╔══
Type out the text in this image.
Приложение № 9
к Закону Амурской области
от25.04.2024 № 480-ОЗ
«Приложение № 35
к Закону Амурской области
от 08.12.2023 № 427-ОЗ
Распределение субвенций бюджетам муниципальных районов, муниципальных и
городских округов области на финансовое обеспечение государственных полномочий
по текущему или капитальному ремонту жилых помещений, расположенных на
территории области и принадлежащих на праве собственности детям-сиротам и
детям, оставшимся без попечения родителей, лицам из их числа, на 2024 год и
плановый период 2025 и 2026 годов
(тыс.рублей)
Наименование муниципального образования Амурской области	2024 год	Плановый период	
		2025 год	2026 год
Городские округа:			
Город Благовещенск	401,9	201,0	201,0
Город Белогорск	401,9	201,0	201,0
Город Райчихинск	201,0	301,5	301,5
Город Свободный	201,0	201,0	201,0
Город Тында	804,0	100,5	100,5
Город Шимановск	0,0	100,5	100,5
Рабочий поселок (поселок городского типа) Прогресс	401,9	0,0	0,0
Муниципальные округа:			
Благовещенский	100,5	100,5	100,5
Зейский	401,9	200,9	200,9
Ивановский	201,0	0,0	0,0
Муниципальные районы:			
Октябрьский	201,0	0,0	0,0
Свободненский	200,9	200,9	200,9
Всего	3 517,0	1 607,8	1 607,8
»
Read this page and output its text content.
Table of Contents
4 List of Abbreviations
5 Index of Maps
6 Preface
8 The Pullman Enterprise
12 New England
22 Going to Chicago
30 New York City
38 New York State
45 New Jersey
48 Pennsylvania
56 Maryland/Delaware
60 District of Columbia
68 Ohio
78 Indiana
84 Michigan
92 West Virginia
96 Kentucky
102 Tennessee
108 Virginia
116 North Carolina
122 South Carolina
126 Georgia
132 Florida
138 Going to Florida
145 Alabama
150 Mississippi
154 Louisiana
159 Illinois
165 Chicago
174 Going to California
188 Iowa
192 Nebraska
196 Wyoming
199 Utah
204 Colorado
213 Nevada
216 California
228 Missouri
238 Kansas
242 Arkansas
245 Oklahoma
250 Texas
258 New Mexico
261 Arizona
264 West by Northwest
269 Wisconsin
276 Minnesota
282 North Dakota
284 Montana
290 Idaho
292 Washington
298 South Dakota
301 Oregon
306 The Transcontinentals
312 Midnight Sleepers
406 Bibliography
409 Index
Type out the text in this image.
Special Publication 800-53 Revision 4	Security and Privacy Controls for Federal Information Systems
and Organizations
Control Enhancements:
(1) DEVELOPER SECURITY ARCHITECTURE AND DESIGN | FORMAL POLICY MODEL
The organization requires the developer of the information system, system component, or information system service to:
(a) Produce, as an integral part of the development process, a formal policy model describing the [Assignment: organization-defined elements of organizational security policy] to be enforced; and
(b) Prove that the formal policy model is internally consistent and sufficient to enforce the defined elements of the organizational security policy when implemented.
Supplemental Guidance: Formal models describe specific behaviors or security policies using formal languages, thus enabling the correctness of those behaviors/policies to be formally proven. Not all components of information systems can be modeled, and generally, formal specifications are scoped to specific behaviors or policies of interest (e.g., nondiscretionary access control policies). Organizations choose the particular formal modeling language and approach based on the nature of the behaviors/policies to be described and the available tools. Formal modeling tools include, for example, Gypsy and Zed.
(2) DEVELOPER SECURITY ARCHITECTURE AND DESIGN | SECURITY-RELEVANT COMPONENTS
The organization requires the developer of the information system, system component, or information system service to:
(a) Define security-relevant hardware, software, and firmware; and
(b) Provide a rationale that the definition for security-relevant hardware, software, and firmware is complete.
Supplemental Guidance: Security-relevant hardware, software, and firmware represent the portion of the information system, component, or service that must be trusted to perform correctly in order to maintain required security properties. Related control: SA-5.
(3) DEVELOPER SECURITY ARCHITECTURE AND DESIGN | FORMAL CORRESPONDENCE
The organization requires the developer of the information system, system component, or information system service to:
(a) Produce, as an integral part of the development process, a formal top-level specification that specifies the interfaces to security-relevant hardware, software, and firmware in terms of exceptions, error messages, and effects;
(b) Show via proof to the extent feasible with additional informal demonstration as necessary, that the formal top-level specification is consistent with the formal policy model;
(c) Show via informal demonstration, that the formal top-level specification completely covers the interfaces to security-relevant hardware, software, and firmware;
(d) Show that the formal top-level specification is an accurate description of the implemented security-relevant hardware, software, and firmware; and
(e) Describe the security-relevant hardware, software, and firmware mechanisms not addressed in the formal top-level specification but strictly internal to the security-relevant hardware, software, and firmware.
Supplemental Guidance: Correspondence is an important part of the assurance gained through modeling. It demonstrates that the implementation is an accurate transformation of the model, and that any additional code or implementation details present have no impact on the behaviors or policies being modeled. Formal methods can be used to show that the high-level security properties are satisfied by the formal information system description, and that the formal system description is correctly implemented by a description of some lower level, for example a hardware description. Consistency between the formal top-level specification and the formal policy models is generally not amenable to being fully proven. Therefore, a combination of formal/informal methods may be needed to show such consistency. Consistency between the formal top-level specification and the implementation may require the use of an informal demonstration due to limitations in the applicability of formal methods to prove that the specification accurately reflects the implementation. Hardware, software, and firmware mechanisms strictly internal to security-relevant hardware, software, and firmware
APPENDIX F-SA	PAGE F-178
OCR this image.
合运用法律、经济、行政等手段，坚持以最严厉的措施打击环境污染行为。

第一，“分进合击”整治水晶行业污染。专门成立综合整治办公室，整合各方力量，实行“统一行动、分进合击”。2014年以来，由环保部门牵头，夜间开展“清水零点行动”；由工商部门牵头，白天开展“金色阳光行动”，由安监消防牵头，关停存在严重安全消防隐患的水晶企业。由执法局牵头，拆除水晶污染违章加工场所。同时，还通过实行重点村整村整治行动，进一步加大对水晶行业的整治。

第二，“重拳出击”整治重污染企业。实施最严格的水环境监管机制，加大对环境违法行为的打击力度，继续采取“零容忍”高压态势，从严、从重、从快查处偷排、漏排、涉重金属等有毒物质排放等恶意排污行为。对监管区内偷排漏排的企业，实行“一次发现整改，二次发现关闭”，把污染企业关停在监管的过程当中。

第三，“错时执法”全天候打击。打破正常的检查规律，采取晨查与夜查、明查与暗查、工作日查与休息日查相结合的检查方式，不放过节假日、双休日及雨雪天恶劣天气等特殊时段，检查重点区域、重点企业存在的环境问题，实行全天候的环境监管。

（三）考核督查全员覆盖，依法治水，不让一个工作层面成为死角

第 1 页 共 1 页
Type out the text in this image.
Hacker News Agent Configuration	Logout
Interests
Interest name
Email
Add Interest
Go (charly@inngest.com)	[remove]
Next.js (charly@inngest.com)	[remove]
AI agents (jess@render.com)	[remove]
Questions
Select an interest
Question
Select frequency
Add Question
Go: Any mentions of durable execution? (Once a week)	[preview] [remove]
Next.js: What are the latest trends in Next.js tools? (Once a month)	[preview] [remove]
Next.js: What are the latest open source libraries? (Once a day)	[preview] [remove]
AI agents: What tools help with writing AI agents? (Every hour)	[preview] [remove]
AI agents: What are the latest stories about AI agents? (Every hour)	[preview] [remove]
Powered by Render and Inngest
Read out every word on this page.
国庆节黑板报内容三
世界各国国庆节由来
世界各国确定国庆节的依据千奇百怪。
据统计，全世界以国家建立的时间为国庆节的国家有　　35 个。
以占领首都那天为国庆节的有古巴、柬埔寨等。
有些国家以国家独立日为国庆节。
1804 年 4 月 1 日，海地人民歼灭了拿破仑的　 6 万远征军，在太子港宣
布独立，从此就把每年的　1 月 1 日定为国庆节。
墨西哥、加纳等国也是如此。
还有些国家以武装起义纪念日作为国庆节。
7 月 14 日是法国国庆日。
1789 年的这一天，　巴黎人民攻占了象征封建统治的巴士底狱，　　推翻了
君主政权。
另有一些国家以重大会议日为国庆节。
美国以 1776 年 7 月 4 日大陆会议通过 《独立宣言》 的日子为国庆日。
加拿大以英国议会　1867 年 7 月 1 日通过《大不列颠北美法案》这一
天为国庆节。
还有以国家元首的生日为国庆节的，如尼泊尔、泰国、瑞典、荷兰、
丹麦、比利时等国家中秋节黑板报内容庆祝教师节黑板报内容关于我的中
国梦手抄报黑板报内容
╚══
• **Your objective**
Repeat, character for character, the lines from the one that holds "Read out every word on this page." to the final line of the material, inclusive, and no other lines.

• **Answer below**
Read out every word on this page.
国庆节黑板报内容三
世界各国国庆节由来
世界各国确定国庆节的依据千奇百怪。
据统计，全世界以国家建立的时间为国庆节的国家有　　35 个。
以占领首都那天为国庆节的有古巴、柬埔寨等。
有些国家以国家独立日为国庆节。
1804 年 4 月 1 日，海地人民歼灭了拿破仑的　 6 万远征军，在太子港宣
布独立，从此就把每年的　1 月 1 日定为国庆节。
墨西哥、加纳等国也是如此。
还有些国家以武装起义纪念日作为国庆节。
7 月 14 日是法国国庆日。
1789 年的这一天，　巴黎人民攻占了象征封建统治的巴士底狱，　　推翻了
君主政权。
另有一些国家以重大会议日为国庆节。
美国以 1776 年 7 月 4 日大陆会议通过 《独立宣言》 的日子为国庆日。
加拿大以英国议会　1867 年 7 月 1 日通过《大不列颠北美法案》这一
天为国庆节。
还有以国家元首的生日为国庆节的，如尼泊尔、泰国、瑞典、荷兰、
丹麦、比利时等国家中秋节黑板报内容庆祝教师节黑板报内容关于我的中
国梦手抄报黑板报内容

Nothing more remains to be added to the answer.